Work required ::
Give again only the lines beginning with the one that contains "Give me the" and ending with the one that contains "Output a JSON"; include both of those lines.

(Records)
»»
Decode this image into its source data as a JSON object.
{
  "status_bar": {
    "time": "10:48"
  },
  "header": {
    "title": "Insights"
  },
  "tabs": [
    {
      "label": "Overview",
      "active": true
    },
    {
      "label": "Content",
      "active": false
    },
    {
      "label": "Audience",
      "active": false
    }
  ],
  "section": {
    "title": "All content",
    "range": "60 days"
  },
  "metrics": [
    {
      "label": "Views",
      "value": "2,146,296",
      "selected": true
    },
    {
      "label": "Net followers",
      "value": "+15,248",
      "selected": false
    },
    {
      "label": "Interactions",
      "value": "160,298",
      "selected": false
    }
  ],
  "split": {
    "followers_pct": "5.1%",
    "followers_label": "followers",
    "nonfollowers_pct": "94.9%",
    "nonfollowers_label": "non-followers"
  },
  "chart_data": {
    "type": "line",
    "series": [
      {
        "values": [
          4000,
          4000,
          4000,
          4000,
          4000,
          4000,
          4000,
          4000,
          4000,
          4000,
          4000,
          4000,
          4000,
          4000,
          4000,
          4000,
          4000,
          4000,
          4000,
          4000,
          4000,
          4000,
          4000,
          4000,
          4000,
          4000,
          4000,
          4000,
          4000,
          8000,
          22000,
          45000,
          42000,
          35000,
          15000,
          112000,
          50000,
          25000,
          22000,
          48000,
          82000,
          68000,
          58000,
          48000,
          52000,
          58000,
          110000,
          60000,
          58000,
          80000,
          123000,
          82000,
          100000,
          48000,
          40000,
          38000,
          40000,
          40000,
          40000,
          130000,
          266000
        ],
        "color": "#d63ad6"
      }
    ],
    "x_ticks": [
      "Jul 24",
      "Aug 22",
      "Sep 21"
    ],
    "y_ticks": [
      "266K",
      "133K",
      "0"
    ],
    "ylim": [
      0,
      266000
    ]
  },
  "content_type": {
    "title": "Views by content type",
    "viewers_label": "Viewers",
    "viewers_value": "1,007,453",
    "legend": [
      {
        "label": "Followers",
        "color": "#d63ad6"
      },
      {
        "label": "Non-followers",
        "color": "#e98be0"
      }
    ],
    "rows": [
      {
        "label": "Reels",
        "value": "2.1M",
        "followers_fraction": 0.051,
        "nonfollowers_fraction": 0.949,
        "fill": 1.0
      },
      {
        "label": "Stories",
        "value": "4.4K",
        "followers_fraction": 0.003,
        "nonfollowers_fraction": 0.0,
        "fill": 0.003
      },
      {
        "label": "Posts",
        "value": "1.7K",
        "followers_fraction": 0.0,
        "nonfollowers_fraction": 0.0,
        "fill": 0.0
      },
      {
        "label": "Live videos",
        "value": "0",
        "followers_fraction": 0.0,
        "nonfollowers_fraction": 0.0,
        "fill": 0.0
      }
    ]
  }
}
««
»»
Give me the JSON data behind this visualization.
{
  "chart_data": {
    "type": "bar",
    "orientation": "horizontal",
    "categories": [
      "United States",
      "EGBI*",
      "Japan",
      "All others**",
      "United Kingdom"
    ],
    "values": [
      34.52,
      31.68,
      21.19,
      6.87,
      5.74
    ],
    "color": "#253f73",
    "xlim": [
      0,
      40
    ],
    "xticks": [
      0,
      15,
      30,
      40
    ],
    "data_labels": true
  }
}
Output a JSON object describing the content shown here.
««
»»
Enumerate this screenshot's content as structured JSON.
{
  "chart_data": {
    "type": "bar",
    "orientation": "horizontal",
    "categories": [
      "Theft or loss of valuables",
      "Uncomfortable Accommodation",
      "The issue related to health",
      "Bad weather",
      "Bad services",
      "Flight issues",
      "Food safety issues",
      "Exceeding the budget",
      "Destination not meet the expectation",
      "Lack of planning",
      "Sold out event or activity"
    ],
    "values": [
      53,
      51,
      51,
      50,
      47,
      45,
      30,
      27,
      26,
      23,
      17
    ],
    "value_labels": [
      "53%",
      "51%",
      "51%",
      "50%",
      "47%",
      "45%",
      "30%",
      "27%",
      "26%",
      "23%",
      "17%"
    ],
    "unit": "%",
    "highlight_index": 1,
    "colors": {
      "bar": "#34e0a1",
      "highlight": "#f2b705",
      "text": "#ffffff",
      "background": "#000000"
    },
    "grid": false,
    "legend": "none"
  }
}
««
Complete response ::
Give me the JSON data behind this visualization.
{
  "chart_data": {
    "type": "bar",
    "orientation": "horizontal",
    "categories": [
      "United States",
      "EGBI*",
      "Japan",
      "All others**",
      "United Kingdom"
    ],
    "values": [
      34.52,
      31.68,
      21.19,
      6.87,
      5.74
    ],
    "color": "#253f73",
    "xlim": [
      0,
      40
    ],
    "xticks": [
      0,
      15,
      30,
      40
    ],
    "data_labels": true
  }
}
Output a JSON object describing the content shown here.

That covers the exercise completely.